** Start of Data rows **

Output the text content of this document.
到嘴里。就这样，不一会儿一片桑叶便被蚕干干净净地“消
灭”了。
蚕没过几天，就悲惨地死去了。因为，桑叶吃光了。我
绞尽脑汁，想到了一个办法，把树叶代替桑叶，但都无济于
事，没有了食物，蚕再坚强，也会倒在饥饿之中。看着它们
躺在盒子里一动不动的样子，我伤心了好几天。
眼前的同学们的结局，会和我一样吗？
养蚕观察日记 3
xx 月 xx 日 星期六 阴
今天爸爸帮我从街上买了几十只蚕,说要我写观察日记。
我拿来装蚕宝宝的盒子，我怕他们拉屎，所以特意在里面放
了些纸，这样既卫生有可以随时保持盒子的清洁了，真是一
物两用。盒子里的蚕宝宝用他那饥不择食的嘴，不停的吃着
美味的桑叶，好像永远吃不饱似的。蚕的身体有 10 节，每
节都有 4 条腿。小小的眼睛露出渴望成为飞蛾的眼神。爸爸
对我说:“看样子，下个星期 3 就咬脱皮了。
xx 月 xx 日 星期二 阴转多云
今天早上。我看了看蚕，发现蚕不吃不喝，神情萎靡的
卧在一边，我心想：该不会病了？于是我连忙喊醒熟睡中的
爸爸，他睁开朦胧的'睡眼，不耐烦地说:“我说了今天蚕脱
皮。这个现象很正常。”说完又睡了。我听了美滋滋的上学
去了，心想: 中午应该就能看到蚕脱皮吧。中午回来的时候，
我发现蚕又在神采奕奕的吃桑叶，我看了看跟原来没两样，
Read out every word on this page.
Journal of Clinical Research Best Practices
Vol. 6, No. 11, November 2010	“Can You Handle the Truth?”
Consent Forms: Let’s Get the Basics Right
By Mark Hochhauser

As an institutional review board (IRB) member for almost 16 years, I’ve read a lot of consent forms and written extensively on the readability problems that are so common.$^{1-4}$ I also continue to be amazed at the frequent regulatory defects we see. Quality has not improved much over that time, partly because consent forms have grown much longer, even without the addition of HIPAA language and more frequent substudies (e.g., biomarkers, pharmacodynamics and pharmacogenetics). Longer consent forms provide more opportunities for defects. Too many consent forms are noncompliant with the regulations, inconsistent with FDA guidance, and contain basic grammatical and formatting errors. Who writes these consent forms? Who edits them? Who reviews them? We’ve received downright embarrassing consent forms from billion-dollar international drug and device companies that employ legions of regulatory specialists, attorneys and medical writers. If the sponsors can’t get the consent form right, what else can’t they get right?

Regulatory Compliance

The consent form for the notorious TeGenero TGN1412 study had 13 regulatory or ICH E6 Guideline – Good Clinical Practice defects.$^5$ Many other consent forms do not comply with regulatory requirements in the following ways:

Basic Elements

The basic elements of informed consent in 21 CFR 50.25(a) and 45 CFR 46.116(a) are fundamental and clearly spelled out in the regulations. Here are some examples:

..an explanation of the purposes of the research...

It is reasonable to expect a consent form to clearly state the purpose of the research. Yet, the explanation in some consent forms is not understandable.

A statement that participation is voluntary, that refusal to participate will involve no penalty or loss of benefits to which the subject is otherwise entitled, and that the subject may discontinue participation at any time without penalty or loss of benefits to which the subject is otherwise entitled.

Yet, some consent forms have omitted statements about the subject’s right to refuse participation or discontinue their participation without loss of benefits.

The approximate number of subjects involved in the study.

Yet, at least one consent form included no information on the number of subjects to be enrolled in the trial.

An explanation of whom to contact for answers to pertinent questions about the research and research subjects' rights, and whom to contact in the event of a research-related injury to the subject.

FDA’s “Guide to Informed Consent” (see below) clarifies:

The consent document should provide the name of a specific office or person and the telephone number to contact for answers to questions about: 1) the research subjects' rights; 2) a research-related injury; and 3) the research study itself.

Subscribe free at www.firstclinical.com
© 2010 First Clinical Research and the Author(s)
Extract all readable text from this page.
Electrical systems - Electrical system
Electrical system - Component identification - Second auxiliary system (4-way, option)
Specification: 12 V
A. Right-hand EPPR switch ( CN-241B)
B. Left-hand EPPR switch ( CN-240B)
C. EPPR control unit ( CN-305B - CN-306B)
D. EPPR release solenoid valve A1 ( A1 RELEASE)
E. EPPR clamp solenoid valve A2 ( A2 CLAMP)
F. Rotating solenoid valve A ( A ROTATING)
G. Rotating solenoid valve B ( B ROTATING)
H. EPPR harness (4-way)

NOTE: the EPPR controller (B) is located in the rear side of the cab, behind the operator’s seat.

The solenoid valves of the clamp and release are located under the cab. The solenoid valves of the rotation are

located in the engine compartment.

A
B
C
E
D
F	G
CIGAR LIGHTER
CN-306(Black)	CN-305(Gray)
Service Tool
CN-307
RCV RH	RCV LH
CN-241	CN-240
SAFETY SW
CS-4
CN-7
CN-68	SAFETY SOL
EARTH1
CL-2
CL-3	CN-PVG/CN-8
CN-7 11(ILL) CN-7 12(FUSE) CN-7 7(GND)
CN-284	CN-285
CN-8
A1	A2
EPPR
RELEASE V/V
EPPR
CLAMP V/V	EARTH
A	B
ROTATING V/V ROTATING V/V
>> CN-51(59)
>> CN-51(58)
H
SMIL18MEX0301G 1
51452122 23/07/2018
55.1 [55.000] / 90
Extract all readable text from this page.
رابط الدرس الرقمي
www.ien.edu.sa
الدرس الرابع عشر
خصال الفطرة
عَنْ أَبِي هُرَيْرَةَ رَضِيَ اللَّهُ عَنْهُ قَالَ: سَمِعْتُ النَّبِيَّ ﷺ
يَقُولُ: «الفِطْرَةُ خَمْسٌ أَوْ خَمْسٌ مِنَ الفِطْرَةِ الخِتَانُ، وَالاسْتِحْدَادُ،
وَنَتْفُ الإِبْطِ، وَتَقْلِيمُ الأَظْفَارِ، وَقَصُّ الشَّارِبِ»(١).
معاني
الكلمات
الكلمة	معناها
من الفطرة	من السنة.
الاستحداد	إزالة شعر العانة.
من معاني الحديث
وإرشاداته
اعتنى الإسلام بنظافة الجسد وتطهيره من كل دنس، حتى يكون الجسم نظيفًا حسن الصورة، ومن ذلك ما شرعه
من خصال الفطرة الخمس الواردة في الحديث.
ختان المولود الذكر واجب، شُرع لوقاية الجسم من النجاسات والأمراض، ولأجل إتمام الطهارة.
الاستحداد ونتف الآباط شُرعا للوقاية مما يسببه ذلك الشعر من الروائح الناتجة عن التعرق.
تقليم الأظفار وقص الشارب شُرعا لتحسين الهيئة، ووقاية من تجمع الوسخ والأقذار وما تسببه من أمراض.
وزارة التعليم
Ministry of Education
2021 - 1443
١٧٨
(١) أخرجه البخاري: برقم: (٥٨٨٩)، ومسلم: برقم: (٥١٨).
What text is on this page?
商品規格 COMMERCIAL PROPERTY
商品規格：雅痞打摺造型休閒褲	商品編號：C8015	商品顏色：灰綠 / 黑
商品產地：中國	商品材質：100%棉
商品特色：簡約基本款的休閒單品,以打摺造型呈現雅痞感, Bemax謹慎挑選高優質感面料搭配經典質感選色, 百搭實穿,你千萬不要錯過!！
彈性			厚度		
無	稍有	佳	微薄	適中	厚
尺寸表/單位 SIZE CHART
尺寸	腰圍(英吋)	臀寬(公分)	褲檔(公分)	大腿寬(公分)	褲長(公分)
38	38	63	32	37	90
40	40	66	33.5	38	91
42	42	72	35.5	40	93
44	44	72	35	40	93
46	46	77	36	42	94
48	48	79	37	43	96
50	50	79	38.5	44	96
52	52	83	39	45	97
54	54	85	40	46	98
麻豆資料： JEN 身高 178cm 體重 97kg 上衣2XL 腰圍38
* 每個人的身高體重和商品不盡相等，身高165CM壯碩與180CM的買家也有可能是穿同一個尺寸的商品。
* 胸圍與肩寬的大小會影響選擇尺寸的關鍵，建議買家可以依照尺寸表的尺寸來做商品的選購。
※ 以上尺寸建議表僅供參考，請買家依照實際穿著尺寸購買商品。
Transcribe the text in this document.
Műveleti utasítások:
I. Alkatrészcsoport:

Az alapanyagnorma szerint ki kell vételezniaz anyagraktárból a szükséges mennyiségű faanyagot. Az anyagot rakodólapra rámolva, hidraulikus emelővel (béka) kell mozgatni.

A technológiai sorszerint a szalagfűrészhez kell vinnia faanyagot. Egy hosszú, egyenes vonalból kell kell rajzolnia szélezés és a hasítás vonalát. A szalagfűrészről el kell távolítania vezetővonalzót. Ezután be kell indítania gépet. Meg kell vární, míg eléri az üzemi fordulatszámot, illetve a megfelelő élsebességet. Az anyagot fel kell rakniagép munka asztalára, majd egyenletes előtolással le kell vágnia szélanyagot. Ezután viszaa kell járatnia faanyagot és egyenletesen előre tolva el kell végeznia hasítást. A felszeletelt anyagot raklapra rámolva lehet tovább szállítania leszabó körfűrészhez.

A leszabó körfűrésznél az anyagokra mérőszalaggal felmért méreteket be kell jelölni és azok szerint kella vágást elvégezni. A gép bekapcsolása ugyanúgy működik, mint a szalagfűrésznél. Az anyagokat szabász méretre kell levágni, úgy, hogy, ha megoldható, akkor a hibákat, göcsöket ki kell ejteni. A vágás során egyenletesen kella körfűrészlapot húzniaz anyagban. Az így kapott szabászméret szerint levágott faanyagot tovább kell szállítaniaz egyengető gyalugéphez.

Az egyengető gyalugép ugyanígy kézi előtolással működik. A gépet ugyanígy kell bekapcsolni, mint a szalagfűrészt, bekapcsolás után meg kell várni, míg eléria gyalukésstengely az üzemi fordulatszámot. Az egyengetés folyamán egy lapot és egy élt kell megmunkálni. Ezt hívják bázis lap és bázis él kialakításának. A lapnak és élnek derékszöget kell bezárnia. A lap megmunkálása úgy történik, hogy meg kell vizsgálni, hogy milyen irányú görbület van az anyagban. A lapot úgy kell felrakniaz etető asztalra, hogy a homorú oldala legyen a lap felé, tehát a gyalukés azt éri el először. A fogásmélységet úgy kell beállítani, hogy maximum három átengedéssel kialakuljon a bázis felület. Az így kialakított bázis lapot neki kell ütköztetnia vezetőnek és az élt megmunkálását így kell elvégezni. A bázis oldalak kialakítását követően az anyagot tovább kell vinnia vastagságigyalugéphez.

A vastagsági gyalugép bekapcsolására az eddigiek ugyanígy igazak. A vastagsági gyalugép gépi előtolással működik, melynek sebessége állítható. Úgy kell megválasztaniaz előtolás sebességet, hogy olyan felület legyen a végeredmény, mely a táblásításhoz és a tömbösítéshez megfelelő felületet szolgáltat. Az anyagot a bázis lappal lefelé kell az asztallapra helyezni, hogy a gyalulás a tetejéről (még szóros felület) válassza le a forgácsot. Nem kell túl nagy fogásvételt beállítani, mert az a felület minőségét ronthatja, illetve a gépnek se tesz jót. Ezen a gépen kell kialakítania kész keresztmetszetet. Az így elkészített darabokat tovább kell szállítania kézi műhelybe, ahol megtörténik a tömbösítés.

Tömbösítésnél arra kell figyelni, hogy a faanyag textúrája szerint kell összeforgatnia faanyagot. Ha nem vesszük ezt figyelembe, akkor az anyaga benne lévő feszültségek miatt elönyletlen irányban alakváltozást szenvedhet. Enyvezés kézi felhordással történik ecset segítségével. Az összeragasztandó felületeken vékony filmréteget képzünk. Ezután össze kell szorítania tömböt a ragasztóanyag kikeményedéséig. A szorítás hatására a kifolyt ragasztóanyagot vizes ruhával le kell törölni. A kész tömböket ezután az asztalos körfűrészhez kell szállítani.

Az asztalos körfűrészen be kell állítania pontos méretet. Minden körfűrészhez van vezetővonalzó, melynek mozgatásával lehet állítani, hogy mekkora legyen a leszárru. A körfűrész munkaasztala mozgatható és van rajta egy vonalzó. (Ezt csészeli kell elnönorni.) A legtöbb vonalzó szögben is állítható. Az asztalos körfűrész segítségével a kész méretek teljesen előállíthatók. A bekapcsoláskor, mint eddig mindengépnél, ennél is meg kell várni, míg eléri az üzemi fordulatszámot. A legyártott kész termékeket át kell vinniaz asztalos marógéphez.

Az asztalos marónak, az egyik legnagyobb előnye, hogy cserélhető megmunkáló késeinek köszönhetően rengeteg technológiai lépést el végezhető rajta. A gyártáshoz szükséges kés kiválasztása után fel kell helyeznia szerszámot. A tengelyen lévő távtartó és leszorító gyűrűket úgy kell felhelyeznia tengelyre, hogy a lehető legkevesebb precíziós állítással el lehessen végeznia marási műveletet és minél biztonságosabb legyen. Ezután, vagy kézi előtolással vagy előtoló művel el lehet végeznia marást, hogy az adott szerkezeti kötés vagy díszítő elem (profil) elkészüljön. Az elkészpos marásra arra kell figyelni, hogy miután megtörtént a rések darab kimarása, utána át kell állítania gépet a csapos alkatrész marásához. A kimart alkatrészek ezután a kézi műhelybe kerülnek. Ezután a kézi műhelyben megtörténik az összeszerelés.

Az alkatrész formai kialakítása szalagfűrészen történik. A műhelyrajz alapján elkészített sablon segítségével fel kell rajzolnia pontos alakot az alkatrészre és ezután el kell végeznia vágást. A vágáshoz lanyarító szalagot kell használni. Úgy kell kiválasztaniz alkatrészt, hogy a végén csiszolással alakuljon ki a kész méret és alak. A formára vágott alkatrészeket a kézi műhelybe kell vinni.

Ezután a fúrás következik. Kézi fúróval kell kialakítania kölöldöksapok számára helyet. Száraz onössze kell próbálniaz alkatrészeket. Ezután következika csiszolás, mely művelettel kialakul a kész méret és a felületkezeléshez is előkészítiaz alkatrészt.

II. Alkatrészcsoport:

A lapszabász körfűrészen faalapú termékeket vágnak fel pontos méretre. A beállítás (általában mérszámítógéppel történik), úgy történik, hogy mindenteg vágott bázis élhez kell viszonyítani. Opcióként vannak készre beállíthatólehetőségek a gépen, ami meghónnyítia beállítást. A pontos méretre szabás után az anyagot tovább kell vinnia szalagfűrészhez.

** End of Data rows **

> _What you have to do_
Gather each line of the records holding the string "document".

> _Worked solution_
Output the text content of this document.
The consent document should provide the name of a specific office or person and the telephone number to contact for answers to questions about: 1) the research subjects' rights; 2) a research-related injury; and 3) the research study itself.
Transcribe the text in this document.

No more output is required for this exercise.